(Stored records)
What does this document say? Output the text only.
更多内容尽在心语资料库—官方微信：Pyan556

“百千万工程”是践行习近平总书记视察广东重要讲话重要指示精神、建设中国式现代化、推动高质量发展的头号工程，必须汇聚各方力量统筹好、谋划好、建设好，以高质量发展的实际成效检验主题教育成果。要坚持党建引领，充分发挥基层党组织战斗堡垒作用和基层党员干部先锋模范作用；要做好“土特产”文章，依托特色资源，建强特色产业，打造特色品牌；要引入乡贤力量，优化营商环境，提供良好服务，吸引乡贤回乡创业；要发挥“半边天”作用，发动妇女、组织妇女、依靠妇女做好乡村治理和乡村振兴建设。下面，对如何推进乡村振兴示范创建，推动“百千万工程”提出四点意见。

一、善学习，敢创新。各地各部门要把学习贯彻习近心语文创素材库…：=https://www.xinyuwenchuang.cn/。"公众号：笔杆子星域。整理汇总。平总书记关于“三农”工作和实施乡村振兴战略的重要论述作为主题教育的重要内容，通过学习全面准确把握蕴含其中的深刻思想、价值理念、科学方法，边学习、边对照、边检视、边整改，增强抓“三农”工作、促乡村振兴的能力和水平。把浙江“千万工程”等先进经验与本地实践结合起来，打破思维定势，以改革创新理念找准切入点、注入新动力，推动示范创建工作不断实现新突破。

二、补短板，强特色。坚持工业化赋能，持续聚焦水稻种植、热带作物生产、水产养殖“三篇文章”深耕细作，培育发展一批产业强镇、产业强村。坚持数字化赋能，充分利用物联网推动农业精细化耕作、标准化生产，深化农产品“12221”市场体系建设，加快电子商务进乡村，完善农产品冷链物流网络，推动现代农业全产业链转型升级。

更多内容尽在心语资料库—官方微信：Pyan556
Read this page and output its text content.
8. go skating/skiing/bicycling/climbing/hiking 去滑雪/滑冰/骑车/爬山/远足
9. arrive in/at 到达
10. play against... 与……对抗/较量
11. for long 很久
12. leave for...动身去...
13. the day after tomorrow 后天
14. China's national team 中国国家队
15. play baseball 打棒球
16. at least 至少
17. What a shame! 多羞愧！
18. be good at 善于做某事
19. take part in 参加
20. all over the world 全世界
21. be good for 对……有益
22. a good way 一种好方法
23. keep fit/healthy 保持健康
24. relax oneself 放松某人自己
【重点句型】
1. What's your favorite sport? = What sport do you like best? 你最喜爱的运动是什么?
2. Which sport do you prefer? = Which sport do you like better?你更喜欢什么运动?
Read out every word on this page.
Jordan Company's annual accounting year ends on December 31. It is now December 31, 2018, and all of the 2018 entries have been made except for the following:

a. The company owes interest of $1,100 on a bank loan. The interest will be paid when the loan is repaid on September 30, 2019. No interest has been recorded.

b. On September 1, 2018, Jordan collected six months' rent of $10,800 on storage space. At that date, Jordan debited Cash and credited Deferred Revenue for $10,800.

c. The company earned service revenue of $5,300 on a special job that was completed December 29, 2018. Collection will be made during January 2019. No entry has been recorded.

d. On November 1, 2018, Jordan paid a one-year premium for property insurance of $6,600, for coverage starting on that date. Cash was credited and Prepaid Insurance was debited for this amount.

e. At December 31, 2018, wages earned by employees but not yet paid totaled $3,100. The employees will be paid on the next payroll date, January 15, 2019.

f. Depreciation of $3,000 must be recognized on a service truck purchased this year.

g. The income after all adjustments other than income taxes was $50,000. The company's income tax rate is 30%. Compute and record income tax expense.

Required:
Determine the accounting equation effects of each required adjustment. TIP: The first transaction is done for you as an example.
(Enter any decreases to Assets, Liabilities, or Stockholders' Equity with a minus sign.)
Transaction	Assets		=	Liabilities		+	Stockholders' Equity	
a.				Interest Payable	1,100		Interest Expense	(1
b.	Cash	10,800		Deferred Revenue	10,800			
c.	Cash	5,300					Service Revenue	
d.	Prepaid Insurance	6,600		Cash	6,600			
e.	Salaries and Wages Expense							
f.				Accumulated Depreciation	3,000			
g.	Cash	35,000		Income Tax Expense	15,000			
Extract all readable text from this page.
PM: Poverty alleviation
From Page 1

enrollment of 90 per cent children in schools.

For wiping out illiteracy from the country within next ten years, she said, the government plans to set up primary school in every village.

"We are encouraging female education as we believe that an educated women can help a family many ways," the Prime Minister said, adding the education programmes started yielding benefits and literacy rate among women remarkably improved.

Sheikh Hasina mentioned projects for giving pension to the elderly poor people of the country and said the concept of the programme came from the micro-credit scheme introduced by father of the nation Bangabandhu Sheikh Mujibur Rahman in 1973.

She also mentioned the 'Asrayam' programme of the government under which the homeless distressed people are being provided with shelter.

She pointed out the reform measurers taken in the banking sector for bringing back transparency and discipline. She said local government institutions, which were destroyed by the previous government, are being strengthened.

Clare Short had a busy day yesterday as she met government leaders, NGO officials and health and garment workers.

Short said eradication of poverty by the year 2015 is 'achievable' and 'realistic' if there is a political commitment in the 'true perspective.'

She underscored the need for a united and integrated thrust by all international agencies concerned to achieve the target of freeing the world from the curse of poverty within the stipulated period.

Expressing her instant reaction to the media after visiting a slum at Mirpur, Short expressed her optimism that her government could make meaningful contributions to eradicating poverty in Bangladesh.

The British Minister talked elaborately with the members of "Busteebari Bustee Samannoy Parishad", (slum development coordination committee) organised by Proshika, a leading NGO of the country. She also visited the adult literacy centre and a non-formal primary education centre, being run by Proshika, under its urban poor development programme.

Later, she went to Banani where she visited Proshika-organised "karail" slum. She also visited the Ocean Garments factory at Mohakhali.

**WHAT YOU WILL DO**
Repeat the preceding lines exactly, please, every one of them.

**EXPECTED ANSWER**
What does this document say? Output the text only.
更多内容尽在心语资料库—官方微信：Pyan556

“百千万工程”是践行习近平总书记视察广东重要讲话重要指示精神、建设中国式现代化、推动高质量发展的头号工程，必须汇聚各方力量统筹好、谋划好、建设好，以高质量发展的实际成效检验主题教育成果。要坚持党建引领，充分发挥基层党组织战斗堡垒作用和基层党员干部先锋模范作用；要做好“土特产”文章，依托特色资源，建强特色产业，打造特色品牌；要引入乡贤力量，优化营商环境，提供良好服务，吸引乡贤回乡创业；要发挥“半边天”作用，发动妇女、组织妇女、依靠妇女做好乡村治理和乡村振兴建设。下面，对如何推进乡村振兴示范创建，推动“百千万工程”提出四点意见。

一、善学习，敢创新。各地各部门要把学习贯彻习近心语文创素材库…：=https://www.xinyuwenchuang.cn/。"公众号：笔杆子星域。整理汇总。平总书记关于“三农”工作和实施乡村振兴战略的重要论述作为主题教育的重要内容，通过学习全面准确把握蕴含其中的深刻思想、价值理念、科学方法，边学习、边对照、边检视、边整改，增强抓“三农”工作、促乡村振兴的能力和水平。把浙江“千万工程”等先进经验与本地实践结合起来，打破思维定势，以改革创新理念找准切入点、注入新动力，推动示范创建工作不断实现新突破。

二、补短板，强特色。坚持工业化赋能，持续聚焦水稻种植、热带作物生产、水产养殖“三篇文章”深耕细作，培育发展一批产业强镇、产业强村。坚持数字化赋能，充分利用物联网推动农业精细化耕作、标准化生产，深化农产品“12221”市场体系建设，加快电子商务进乡村，完善农产品冷链物流网络，推动现代农业全产业链转型升级。

更多内容尽在心语资料库—官方微信：Pyan556
Read this page and output its text content.
8. go skating/skiing/bicycling/climbing/hiking 去滑雪/滑冰/骑车/爬山/远足
9. arrive in/at 到达
10. play against... 与……对抗/较量
11. for long 很久
12. leave for...动身去...
13. the day after tomorrow 后天
14. China's national team 中国国家队
15. play baseball 打棒球
16. at least 至少
17. What a shame! 多羞愧！
18. be good at 善于做某事
19. take part in 参加
20. all over the world 全世界
21. be good for 对……有益
22. a good way 一种好方法
23. keep fit/healthy 保持健康
24. relax oneself 放松某人自己
【重点句型】
1. What's your favorite sport? = What sport do you like best? 你最喜爱的运动是什么?
2. Which sport do you prefer? = Which sport do you like better?你更喜欢什么运动?
Read out every word on this page.
Jordan Company's annual accounting year ends on December 31. It is now December 31, 2018, and all of the 2018 entries have been made except for the following:

a. The company owes interest of $1,100 on a bank loan. The interest will be paid when the loan is repaid on September 30, 2019. No interest has been recorded.

b. On September 1, 2018, Jordan collected six months' rent of $10,800 on storage space. At that date, Jordan debited Cash and credited Deferred Revenue for $10,800.

c. The company earned service revenue of $5,300 on a special job that was completed December 29, 2018. Collection will be made during January 2019. No entry has been recorded.

d. On November 1, 2018, Jordan paid a one-year premium for property insurance of $6,600, for coverage starting on that date. Cash was credited and Prepaid Insurance was debited for this amount.

e. At December 31, 2018, wages earned by employees but not yet paid totaled $3,100. The employees will be paid on the next payroll date, January 15, 2019.

f. Depreciation of $3,000 must be recognized on a service truck purchased this year.

g. The income after all adjustments other than income taxes was $50,000. The company's income tax rate is 30%. Compute and record income tax expense.

Required:
Determine the accounting equation effects of each required adjustment. TIP: The first transaction is done for you as an example.
(Enter any decreases to Assets, Liabilities, or Stockholders' Equity with a minus sign.)
Transaction	Assets		=	Liabilities		+	Stockholders' Equity	
a.				Interest Payable	1,100		Interest Expense	(1
b.	Cash	10,800		Deferred Revenue	10,800			
c.	Cash	5,300					Service Revenue	
d.	Prepaid Insurance	6,600		Cash	6,600			
e.	Salaries and Wages Expense							
f.				Accumulated Depreciation	3,000			
g.	Cash	35,000		Income Tax Expense	15,000			
Extract all readable text from this page.
PM: Poverty alleviation
From Page 1

enrollment of 90 per cent children in schools.

For wiping out illiteracy from the country within next ten years, she said, the government plans to set up primary school in every village.

"We are encouraging female education as we believe that an educated women can help a family many ways," the Prime Minister said, adding the education programmes started yielding benefits and literacy rate among women remarkably improved.

Sheikh Hasina mentioned projects for giving pension to the elderly poor people of the country and said the concept of the programme came from the micro-credit scheme introduced by father of the nation Bangabandhu Sheikh Mujibur Rahman in 1973.

She also mentioned the 'Asrayam' programme of the government under which the homeless distressed people are being provided with shelter.

She pointed out the reform measurers taken in the banking sector for bringing back transparency and discipline. She said local government institutions, which were destroyed by the previous government, are being strengthened.

Clare Short had a busy day yesterday as she met government leaders, NGO officials and health and garment workers.

Short said eradication of poverty by the year 2015 is 'achievable' and 'realistic' if there is a political commitment in the 'true perspective.'

She underscored the need for a united and integrated thrust by all international agencies concerned to achieve the target of freeing the world from the curse of poverty within the stipulated period.

Expressing her instant reaction to the media after visiting a slum at Mirpur, Short expressed her optimism that her government could make meaningful contributions to eradicating poverty in Bangladesh.

The British Minister talked elaborately with the members of "Busteebari Bustee Samannoy Parishad", (slum development coordination committee) organised by Proshika, a leading NGO of the country. She also visited the adult literacy centre and a non-formal primary education centre, being run by Proshika, under its urban poor development programme.

Later, she went to Banani where she visited Proshika-organised "karail" slum. She also visited the Ocean Garments factory at Mohakhali.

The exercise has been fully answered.